Problem description -> Go through the records and show each line where the word "yerr" occurs.

(Data items)

========================

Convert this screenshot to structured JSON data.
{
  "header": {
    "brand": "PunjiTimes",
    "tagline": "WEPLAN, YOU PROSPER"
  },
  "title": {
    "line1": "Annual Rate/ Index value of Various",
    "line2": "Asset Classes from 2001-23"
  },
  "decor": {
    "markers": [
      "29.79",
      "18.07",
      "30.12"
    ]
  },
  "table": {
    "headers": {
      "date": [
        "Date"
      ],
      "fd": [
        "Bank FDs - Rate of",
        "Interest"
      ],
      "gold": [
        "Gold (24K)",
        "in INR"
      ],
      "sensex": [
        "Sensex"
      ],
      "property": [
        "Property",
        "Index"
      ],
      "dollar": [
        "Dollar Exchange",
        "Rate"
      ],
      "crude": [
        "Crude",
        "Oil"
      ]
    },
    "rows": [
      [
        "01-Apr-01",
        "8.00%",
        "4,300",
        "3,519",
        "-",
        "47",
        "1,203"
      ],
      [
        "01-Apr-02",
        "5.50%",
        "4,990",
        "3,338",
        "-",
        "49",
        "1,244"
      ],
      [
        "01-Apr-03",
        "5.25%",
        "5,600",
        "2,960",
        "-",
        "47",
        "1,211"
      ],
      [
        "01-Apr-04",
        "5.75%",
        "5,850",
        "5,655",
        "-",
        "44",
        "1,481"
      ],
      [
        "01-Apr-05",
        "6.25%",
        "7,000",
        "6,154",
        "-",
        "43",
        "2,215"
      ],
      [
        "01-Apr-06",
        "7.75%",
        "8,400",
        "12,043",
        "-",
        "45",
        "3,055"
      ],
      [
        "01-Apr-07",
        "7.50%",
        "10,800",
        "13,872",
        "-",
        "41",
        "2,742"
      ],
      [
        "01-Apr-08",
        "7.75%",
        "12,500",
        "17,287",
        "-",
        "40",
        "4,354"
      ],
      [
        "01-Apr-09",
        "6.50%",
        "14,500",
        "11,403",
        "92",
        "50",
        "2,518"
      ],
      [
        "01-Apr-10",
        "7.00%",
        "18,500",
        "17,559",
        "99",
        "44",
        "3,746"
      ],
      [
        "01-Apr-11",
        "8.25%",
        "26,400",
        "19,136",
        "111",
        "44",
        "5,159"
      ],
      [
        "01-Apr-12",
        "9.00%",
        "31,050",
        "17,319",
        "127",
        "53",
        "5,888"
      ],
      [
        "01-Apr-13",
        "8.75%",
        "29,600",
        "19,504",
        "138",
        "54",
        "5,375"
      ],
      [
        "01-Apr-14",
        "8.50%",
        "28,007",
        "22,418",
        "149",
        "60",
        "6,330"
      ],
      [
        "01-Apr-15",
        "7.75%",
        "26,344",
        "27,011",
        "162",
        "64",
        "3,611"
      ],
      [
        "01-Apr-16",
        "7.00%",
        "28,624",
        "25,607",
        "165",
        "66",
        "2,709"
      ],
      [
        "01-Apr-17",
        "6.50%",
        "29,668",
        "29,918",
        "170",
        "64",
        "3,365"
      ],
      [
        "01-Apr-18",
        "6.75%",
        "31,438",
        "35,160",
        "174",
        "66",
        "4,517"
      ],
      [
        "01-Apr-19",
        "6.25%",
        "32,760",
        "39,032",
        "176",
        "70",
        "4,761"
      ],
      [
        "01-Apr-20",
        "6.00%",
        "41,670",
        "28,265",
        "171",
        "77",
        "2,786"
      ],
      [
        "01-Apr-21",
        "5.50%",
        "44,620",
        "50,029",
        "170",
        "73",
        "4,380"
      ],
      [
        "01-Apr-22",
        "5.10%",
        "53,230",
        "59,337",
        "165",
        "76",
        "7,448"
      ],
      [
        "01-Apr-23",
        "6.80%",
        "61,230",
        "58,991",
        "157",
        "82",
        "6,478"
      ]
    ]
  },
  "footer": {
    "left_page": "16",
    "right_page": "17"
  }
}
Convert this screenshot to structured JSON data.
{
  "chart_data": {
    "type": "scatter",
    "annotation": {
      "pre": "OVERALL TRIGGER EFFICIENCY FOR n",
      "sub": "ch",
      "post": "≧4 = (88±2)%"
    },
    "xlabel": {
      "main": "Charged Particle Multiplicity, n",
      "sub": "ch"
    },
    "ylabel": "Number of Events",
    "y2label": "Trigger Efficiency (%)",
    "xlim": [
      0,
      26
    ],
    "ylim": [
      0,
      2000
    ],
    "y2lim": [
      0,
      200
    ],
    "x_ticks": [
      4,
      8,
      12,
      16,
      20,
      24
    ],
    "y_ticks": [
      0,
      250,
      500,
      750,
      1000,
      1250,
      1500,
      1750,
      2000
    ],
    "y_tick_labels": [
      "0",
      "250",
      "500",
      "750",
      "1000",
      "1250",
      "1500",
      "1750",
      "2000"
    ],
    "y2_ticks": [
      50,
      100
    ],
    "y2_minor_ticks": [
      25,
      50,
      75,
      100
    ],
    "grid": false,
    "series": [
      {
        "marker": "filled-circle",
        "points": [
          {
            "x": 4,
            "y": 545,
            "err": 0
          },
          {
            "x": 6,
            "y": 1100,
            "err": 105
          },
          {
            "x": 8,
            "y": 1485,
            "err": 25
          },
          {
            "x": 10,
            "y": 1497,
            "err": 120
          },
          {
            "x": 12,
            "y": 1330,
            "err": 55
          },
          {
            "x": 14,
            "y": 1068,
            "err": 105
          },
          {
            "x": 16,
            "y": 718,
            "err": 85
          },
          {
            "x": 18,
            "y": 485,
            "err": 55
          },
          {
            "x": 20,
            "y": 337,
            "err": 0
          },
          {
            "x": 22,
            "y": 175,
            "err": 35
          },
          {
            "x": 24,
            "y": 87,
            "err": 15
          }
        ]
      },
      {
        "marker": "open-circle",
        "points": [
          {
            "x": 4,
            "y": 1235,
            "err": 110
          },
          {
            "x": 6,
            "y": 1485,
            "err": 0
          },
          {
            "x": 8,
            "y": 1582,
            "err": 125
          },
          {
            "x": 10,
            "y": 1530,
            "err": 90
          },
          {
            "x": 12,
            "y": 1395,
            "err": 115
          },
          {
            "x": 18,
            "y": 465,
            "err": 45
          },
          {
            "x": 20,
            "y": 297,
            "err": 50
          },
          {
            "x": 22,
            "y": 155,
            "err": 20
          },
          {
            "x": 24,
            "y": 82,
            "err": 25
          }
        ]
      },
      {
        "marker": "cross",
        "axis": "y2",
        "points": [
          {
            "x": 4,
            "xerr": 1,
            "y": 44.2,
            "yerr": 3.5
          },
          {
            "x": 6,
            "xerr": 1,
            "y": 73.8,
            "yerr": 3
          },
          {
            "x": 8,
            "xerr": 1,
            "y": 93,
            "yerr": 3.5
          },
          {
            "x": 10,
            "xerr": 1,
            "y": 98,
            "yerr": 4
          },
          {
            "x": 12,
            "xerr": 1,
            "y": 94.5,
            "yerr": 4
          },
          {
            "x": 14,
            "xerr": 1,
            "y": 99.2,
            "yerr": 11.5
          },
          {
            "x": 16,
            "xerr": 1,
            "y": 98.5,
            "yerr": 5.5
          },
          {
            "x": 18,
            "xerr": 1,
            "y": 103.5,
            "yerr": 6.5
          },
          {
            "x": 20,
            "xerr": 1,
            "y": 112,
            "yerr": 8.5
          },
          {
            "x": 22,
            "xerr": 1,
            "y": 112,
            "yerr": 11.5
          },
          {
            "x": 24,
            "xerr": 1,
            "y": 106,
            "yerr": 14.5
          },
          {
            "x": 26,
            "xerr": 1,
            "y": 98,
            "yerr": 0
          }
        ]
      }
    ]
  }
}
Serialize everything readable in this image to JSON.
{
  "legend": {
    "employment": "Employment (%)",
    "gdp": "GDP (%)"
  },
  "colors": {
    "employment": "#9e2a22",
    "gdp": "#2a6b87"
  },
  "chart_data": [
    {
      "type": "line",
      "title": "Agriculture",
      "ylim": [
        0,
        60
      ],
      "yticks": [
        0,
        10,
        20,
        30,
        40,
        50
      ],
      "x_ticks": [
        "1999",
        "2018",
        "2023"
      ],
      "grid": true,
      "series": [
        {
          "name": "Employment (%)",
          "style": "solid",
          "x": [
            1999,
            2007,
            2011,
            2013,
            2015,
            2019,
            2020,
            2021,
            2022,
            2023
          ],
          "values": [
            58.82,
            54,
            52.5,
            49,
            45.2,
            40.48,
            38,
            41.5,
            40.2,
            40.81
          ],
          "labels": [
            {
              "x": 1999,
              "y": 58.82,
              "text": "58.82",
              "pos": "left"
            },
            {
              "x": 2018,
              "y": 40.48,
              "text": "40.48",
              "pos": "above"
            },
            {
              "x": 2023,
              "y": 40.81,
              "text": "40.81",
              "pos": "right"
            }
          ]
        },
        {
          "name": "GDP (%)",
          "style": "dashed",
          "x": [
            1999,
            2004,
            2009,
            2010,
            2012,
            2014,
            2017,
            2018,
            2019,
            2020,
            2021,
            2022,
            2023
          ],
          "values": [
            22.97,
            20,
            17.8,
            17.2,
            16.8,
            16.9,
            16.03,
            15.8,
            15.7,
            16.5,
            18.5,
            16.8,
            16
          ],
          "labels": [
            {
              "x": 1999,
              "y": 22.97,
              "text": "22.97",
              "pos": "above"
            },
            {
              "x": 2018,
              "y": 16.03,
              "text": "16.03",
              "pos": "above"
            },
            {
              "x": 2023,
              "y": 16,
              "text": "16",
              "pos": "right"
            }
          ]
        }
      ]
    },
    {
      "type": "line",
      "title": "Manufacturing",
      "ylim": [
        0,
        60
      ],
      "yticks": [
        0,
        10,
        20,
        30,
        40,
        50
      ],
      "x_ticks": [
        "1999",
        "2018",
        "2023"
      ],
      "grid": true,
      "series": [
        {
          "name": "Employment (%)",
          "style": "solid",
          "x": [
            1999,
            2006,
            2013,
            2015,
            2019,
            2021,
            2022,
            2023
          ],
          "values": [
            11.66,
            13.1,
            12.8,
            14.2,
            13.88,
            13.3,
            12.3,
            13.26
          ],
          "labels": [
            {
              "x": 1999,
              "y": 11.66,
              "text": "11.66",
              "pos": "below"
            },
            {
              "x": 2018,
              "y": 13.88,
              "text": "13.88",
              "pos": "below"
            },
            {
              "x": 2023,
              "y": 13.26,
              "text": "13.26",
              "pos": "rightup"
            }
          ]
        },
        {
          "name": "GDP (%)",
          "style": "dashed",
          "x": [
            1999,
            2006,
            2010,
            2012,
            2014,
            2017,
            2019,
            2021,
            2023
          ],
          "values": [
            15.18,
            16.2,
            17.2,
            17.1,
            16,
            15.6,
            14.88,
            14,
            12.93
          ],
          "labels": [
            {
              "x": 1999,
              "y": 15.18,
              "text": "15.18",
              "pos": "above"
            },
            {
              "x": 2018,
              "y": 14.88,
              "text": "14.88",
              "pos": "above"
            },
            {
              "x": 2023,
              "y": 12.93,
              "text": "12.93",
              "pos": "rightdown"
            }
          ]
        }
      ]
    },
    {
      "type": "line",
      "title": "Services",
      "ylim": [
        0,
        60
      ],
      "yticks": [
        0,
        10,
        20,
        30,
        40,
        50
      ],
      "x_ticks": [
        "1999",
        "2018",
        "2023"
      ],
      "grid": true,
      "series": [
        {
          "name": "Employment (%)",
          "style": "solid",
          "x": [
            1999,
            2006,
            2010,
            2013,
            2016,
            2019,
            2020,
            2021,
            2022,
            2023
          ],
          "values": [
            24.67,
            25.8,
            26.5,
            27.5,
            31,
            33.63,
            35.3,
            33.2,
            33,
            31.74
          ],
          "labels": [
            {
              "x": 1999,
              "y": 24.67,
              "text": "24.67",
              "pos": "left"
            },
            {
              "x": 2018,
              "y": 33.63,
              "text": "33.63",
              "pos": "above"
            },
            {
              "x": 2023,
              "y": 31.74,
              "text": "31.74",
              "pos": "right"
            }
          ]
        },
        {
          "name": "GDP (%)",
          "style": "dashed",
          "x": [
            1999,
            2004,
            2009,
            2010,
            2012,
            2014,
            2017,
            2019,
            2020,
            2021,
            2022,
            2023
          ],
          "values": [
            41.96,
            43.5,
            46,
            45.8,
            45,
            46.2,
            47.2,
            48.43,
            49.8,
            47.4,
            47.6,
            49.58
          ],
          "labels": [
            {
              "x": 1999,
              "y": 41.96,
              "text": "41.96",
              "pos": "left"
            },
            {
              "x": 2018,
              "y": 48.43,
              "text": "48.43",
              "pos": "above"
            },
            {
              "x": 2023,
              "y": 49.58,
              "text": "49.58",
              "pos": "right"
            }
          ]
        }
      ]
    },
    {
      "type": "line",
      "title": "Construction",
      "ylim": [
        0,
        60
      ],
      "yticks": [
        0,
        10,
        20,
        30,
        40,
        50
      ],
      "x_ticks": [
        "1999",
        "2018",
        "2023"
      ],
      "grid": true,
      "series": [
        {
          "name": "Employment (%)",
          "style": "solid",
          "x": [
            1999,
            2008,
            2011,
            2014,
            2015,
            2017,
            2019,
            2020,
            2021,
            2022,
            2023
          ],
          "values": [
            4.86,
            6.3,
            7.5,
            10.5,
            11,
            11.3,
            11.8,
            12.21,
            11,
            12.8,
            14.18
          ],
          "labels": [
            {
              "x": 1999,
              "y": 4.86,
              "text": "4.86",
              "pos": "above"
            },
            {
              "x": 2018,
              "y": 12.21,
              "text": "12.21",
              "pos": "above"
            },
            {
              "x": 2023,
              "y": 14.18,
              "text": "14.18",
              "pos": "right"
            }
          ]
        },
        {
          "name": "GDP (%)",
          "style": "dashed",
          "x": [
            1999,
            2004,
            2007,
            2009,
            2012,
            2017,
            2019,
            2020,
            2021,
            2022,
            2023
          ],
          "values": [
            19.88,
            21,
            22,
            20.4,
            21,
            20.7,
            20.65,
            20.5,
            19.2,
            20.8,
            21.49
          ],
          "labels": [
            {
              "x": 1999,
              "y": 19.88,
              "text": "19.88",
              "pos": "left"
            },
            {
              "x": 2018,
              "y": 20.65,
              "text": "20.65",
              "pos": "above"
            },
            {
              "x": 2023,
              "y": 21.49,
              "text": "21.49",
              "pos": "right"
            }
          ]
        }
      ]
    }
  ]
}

========================

Final result ->
            "yerr": 3.5
            "yerr": 3
            "yerr": 3.5
            "yerr": 4
            "yerr": 4
            "yerr": 11.5
            "yerr": 5.5
            "yerr": 6.5
            "yerr": 8.5
            "yerr": 11.5
            "yerr": 14.5
            "yerr": 0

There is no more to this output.